--- Dataset ---
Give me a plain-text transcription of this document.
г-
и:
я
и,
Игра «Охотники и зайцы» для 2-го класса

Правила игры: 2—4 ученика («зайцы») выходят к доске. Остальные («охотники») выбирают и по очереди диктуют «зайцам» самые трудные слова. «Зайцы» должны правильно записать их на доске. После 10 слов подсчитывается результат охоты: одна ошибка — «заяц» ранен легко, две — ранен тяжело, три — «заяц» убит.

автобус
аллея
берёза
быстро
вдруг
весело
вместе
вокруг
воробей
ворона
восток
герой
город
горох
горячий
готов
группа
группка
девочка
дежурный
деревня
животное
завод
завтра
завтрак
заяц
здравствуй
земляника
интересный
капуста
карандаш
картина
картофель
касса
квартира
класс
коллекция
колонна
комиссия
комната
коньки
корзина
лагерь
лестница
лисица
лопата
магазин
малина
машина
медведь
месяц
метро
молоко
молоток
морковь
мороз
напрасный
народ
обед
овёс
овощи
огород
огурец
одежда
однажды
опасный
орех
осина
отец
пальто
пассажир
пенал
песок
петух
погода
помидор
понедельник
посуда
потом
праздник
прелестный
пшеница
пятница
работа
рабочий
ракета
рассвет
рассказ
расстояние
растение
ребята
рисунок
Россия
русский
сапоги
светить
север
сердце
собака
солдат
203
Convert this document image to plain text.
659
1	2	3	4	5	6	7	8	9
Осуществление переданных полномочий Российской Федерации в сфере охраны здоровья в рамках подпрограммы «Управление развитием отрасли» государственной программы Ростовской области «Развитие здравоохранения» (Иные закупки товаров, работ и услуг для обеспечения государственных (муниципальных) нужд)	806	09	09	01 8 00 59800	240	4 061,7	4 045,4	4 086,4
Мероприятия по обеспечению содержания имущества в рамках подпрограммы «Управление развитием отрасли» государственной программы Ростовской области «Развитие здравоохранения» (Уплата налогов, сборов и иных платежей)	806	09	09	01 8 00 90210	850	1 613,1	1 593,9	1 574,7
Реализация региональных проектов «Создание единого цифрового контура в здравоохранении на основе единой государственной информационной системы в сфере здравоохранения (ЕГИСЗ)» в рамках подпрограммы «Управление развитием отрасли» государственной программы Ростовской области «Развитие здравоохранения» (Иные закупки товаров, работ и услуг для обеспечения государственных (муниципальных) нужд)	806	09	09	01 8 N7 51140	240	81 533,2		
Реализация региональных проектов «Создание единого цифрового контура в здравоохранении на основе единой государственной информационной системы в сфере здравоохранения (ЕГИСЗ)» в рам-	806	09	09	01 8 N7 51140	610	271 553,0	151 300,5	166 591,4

--- Work to be completed ---
Repeat every record exactly as written, please.

--- Output of the task ---
Give me a plain-text transcription of this document.
г-
и:
я
и,
Игра «Охотники и зайцы» для 2-го класса

Правила игры: 2—4 ученика («зайцы») выходят к доске. Остальные («охотники») выбирают и по очереди диктуют «зайцам» самые трудные слова. «Зайцы» должны правильно записать их на доске. После 10 слов подсчитывается результат охоты: одна ошибка — «заяц» ранен легко, две — ранен тяжело, три — «заяц» убит.

автобус
аллея
берёза
быстро
вдруг
весело
вместе
вокруг
воробей
ворона
восток
герой
город
горох
горячий
готов
группа
группка
девочка
дежурный
деревня
животное
завод
завтра
завтрак
заяц
здравствуй
земляника
интересный
капуста
карандаш
картина
картофель
касса
квартира
класс
коллекция
колонна
комиссия
комната
коньки
корзина
лагерь
лестница
лисица
лопата
магазин
малина
машина
медведь
месяц
метро
молоко
молоток
морковь
мороз
напрасный
народ
обед
овёс
овощи
огород
огурец
одежда
однажды
опасный
орех
осина
отец
пальто
пассажир
пенал
песок
петух
погода
помидор
понедельник
посуда
потом
праздник
прелестный
пшеница
пятница
работа
рабочий
ракета
рассвет
рассказ
расстояние
растение
ребята
рисунок
Россия
русский
сапоги
светить
север
сердце
собака
солдат
203
Convert this document image to plain text.
659
1	2	3	4	5	6	7	8	9
Осуществление переданных полномочий Российской Федерации в сфере охраны здоровья в рамках подпрограммы «Управление развитием отрасли» государственной программы Ростовской области «Развитие здравоохранения» (Иные закупки товаров, работ и услуг для обеспечения государственных (муниципальных) нужд)	806	09	09	01 8 00 59800	240	4 061,7	4 045,4	4 086,4
Мероприятия по обеспечению содержания имущества в рамках подпрограммы «Управление развитием отрасли» государственной программы Ростовской области «Развитие здравоохранения» (Уплата налогов, сборов и иных платежей)	806	09	09	01 8 00 90210	850	1 613,1	1 593,9	1 574,7
Реализация региональных проектов «Создание единого цифрового контура в здравоохранении на основе единой государственной информационной системы в сфере здравоохранения (ЕГИСЗ)» в рамках подпрограммы «Управление развитием отрасли» государственной программы Ростовской области «Развитие здравоохранения» (Иные закупки товаров, работ и услуг для обеспечения государственных (муниципальных) нужд)	806	09	09	01 8 N7 51140	240	81 533,2		
Реализация региональных проектов «Создание единого цифрового контура в здравоохранении на основе единой государственной информационной системы в сфере здравоохранения (ЕГИСЗ)» в рам-	806	09	09	01 8 N7 51140	610	271 553,0	151 300,5	166 591,4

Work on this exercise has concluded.